Extract all lines that hold the string "JSON".

(Figure collection entries)
※

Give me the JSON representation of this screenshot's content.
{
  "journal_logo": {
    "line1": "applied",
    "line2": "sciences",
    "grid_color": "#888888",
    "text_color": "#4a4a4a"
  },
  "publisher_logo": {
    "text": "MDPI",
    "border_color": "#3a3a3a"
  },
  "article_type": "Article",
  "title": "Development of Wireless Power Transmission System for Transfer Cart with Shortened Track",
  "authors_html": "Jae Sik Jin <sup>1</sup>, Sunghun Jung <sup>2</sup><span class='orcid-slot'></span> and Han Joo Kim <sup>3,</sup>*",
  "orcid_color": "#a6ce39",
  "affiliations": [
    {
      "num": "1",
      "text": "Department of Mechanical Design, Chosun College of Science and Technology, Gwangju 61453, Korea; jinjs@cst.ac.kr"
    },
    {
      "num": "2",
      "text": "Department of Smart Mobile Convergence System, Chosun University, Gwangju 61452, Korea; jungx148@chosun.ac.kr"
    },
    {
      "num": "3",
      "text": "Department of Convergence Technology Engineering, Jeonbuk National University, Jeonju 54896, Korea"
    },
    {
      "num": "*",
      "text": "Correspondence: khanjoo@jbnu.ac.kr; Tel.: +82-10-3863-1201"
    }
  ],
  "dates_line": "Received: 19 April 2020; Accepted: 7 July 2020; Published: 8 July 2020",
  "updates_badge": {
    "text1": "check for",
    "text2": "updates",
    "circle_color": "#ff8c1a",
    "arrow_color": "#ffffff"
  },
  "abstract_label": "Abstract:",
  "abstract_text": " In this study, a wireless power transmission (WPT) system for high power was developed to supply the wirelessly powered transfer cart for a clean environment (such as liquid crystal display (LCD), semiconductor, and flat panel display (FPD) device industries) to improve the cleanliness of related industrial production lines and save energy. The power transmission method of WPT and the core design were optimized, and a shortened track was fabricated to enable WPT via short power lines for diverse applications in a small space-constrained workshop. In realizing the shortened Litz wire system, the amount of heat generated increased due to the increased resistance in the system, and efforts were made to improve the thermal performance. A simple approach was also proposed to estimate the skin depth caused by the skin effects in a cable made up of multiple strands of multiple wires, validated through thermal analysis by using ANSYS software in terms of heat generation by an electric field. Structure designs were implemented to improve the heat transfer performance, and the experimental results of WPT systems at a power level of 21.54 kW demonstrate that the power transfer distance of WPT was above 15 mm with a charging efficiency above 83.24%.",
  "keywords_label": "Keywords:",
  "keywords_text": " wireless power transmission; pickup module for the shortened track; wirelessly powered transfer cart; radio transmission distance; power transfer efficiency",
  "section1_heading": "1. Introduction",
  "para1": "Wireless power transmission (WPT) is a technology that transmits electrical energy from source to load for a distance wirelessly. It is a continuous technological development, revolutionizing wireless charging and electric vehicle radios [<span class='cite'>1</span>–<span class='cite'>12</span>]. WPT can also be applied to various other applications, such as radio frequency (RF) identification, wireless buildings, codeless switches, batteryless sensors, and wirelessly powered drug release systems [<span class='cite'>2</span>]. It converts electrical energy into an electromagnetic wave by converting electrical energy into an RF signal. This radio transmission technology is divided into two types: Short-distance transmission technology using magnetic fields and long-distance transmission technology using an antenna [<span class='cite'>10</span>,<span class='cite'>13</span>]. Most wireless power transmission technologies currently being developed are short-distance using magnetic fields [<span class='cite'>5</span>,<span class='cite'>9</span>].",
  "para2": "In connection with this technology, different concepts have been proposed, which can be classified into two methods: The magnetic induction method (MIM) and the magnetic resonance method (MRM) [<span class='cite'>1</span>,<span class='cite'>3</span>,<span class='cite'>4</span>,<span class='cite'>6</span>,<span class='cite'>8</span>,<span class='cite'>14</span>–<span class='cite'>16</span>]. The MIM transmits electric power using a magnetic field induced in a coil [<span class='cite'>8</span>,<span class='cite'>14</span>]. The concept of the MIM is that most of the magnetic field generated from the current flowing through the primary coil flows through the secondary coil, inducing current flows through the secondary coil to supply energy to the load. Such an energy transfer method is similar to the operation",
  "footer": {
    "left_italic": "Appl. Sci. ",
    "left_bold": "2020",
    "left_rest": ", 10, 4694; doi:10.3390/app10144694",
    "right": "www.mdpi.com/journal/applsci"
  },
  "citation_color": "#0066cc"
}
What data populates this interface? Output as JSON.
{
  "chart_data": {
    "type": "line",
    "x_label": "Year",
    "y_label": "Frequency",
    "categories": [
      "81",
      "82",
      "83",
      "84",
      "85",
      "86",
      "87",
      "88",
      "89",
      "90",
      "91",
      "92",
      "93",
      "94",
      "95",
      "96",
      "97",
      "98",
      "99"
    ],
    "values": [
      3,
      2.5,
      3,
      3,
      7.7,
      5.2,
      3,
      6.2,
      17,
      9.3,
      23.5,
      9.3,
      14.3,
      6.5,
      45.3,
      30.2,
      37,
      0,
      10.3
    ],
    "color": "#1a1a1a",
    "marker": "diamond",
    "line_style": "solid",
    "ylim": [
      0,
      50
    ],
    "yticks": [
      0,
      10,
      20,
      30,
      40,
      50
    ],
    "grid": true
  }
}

※

**Result**
Give me the JSON representation of this screenshot's content.
What data populates this interface? Output as JSON.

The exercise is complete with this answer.